### Chart and figure data:
◆ ◆ ◆ ◆ ◆
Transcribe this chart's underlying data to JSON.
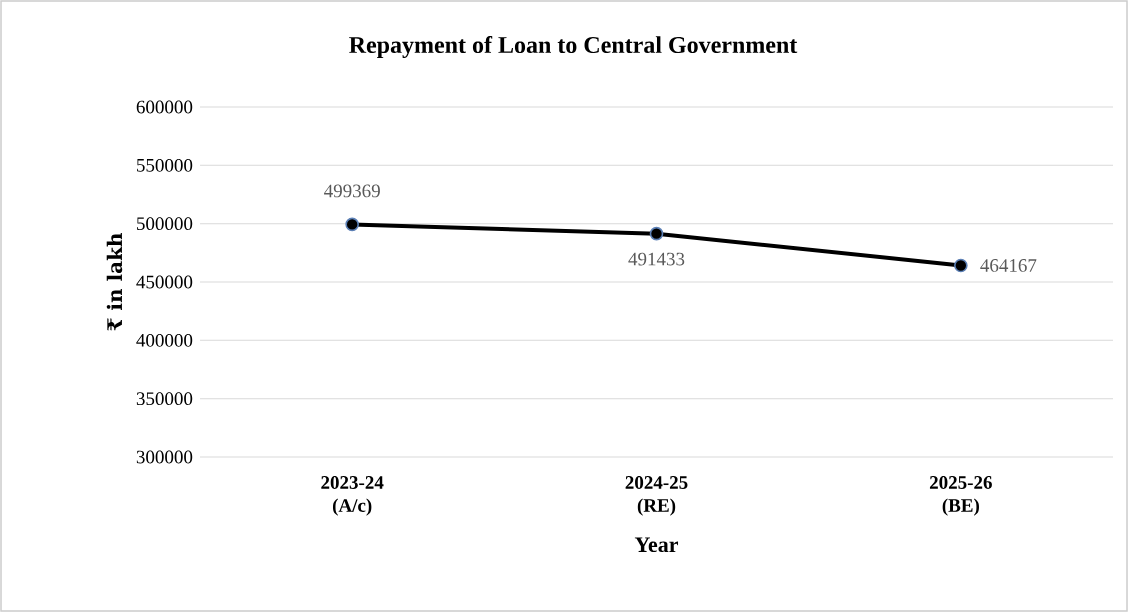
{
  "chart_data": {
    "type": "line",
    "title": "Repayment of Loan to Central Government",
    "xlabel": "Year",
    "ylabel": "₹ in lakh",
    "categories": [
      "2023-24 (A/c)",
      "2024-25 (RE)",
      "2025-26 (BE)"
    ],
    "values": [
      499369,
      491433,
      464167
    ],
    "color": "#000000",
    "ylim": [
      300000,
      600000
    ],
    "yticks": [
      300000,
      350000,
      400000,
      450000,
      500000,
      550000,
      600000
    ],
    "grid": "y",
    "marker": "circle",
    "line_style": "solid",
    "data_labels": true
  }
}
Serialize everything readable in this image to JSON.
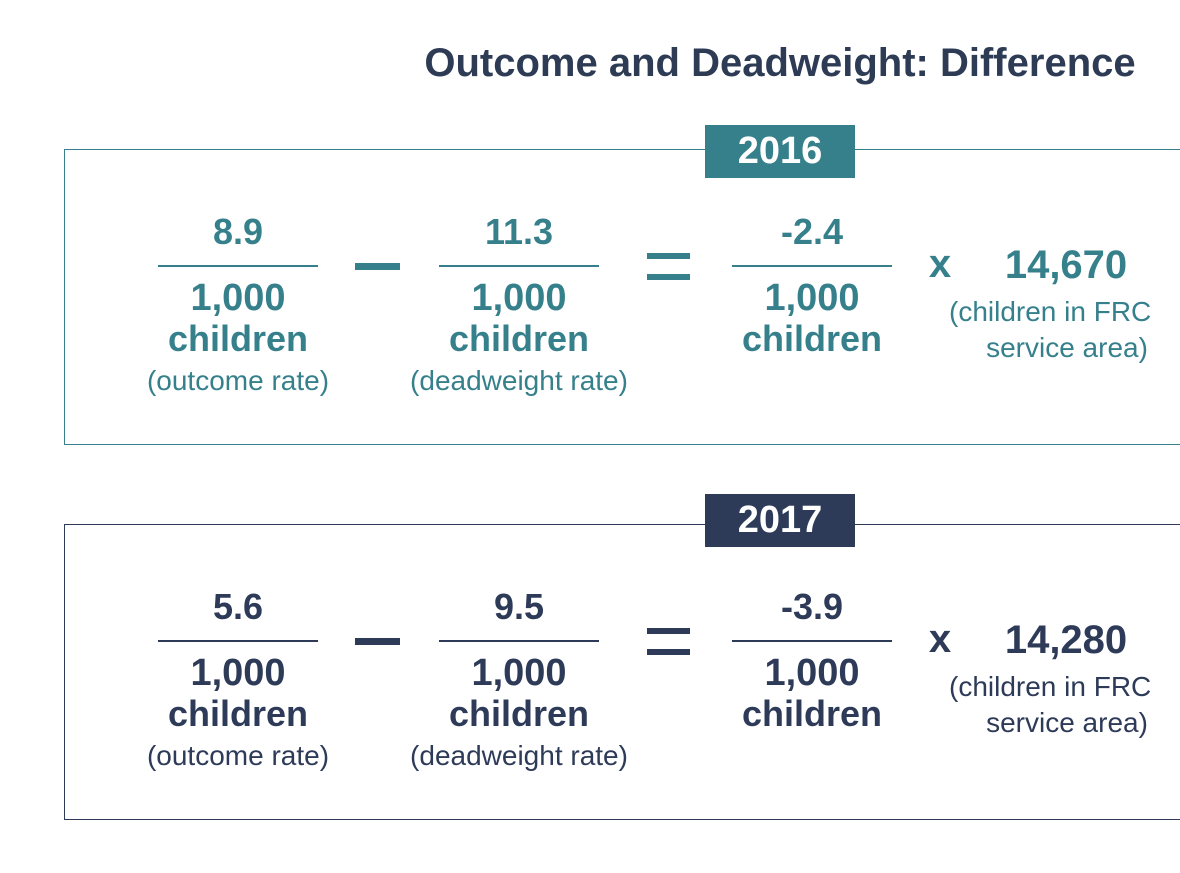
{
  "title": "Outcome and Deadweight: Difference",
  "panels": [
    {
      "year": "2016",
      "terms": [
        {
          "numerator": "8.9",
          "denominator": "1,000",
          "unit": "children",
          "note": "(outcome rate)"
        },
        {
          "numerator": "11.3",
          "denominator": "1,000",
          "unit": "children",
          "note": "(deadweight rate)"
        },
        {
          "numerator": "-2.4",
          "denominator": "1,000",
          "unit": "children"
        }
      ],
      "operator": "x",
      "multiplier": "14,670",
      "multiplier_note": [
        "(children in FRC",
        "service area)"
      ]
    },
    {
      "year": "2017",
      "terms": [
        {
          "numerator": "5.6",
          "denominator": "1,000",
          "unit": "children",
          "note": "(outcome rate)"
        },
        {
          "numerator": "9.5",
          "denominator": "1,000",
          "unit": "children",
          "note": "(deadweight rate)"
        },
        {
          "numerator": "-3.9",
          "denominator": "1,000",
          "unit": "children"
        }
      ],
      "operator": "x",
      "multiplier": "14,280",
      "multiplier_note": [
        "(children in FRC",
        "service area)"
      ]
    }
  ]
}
◆ ◆ ◆ ◆ ◆
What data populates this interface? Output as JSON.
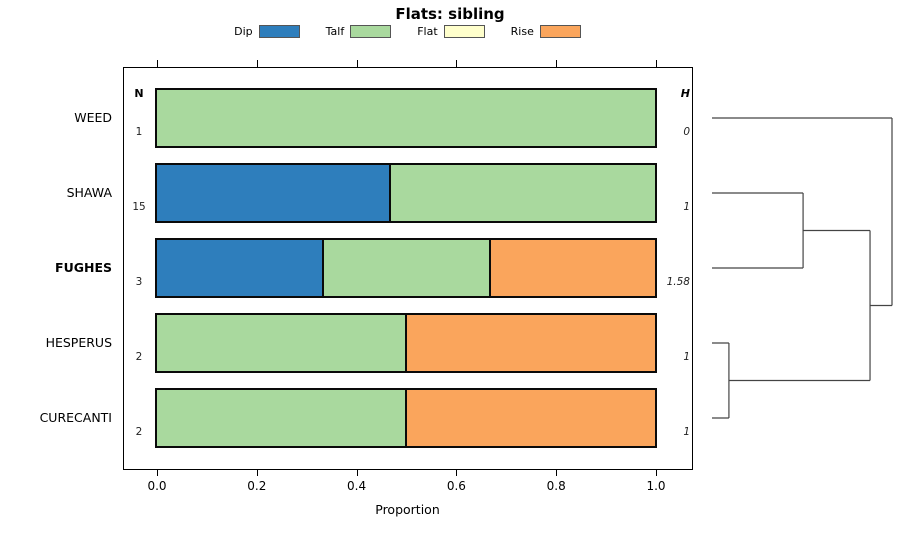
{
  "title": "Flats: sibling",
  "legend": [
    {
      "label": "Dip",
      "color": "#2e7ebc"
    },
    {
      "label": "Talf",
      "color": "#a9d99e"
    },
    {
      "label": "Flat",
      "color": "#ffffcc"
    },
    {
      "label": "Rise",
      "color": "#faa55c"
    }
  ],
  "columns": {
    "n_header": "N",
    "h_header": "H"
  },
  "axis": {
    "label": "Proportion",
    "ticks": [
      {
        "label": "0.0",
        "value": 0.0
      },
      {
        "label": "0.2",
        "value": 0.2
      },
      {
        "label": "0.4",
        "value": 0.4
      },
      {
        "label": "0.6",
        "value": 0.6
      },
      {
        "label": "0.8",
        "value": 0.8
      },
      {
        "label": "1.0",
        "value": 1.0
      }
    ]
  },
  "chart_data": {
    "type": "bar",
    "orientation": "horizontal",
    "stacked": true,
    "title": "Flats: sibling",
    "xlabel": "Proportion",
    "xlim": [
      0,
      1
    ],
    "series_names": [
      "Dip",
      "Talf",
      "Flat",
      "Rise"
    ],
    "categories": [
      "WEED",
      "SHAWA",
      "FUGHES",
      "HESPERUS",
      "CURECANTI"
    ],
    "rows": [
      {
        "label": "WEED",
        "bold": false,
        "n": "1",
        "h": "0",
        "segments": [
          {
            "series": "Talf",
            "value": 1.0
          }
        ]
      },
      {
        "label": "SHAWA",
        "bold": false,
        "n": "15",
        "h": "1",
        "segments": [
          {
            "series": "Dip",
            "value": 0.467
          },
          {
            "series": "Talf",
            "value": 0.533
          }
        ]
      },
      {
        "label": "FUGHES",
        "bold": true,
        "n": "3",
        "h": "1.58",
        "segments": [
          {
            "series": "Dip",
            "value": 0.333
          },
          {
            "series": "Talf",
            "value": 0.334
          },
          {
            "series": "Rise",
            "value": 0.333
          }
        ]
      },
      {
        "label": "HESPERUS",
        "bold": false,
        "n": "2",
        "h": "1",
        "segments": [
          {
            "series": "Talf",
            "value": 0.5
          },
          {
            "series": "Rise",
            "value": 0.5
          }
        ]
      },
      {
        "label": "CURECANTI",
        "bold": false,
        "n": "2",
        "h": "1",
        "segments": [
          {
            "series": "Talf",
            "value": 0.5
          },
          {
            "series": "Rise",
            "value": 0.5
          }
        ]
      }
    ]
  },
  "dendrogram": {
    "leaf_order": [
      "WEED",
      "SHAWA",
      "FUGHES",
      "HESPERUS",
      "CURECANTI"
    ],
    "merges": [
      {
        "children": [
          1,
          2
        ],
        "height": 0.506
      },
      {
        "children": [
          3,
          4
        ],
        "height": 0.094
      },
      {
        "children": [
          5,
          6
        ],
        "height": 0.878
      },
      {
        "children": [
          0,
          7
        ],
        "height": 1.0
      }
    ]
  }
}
◆ ◆ ◆ ◆ ◆
### TASK BRIEF:
Identify each line of the material where the word "title" shows up, and copy it.

### REPLY:
    "title": "Repayment of Loan to Central Government",
  "title": "Outcome and Deadweight: Difference",
  "title": "Flats: sibling",
    "title": "Flats: sibling",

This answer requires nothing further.